TASK TO COMPLETE:
Repeat all of the data precisely.

PROVIDED DATA:
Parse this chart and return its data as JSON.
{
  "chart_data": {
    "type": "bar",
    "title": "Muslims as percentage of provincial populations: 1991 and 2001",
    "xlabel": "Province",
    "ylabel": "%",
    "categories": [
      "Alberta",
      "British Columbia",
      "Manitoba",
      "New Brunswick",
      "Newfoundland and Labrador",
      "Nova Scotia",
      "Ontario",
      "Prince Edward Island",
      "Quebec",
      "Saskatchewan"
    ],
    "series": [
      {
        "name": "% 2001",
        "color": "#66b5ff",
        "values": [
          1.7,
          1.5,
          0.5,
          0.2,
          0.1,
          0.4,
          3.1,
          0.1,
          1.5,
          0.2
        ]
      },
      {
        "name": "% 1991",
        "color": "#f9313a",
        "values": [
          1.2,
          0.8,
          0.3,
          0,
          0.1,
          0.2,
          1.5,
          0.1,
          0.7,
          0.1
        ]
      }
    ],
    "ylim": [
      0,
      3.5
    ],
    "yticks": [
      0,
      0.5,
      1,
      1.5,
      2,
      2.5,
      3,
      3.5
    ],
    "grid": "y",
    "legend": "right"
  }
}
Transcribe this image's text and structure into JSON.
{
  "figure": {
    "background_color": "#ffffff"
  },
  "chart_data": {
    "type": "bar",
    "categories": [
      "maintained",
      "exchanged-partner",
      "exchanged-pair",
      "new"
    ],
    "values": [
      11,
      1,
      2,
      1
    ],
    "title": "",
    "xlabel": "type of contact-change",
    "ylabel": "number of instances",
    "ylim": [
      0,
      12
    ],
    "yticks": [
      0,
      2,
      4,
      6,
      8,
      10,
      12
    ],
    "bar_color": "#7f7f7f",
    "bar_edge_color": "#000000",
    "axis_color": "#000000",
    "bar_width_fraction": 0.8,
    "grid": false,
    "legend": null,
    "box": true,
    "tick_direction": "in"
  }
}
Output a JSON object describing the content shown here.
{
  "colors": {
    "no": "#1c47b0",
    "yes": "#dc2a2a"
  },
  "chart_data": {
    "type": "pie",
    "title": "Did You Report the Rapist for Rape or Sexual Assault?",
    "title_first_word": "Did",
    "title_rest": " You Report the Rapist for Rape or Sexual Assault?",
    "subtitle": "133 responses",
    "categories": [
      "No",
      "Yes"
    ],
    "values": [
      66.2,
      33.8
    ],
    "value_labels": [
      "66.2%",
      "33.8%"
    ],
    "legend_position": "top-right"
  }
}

RESPONSE TO THE EXERCISE:
Parse this chart and return its data as JSON.
{
  "chart_data": {
    "type": "bar",
    "title": "Muslims as percentage of provincial populations: 1991 and 2001",
    "xlabel": "Province",
    "ylabel": "%",
    "categories": [
      "Alberta",
      "British Columbia",
      "Manitoba",
      "New Brunswick",
      "Newfoundland and Labrador",
      "Nova Scotia",
      "Ontario",
      "Prince Edward Island",
      "Quebec",
      "Saskatchewan"
    ],
    "series": [
      {
        "name": "% 2001",
        "color": "#66b5ff",
        "values": [
          1.7,
          1.5,
          0.5,
          0.2,
          0.1,
          0.4,
          3.1,
          0.1,
          1.5,
          0.2
        ]
      },
      {
        "name": "% 1991",
        "color": "#f9313a",
        "values": [
          1.2,
          0.8,
          0.3,
          0,
          0.1,
          0.2,
          1.5,
          0.1,
          0.7,
          0.1
        ]
      }
    ],
    "ylim": [
      0,
      3.5
    ],
    "yticks": [
      0,
      0.5,
      1,
      1.5,
      2,
      2.5,
      3,
      3.5
    ],
    "grid": "y",
    "legend": "right"
  }
}
Transcribe this image's text and structure into JSON.
{
  "figure": {
    "background_color": "#ffffff"
  },
  "chart_data": {
    "type": "bar",
    "categories": [
      "maintained",
      "exchanged-partner",
      "exchanged-pair",
      "new"
    ],
    "values": [
      11,
      1,
      2,
      1
    ],
    "title": "",
    "xlabel": "type of contact-change",
    "ylabel": "number of instances",
    "ylim": [
      0,
      12
    ],
    "yticks": [
      0,
      2,
      4,
      6,
      8,
      10,
      12
    ],
    "bar_color": "#7f7f7f",
    "bar_edge_color": "#000000",
    "axis_color": "#000000",
    "bar_width_fraction": 0.8,
    "grid": false,
    "legend": null,
    "box": true,
    "tick_direction": "in"
  }
}
Output a JSON object describing the content shown here.
{
  "colors": {
    "no": "#1c47b0",
    "yes": "#dc2a2a"
  },
  "chart_data": {
    "type": "pie",
    "title": "Did You Report the Rapist for Rape or Sexual Assault?",
    "title_first_word": "Did",
    "title_rest": " You Report the Rapist for Rape or Sexual Assault?",
    "subtitle": "133 responses",
    "categories": [
      "No",
      "Yes"
    ],
    "values": [
      66.2,
      33.8
    ],
    "value_labels": [
      "66.2%",
      "33.8%"
    ],
    "legend_position": "top-right"
  }
}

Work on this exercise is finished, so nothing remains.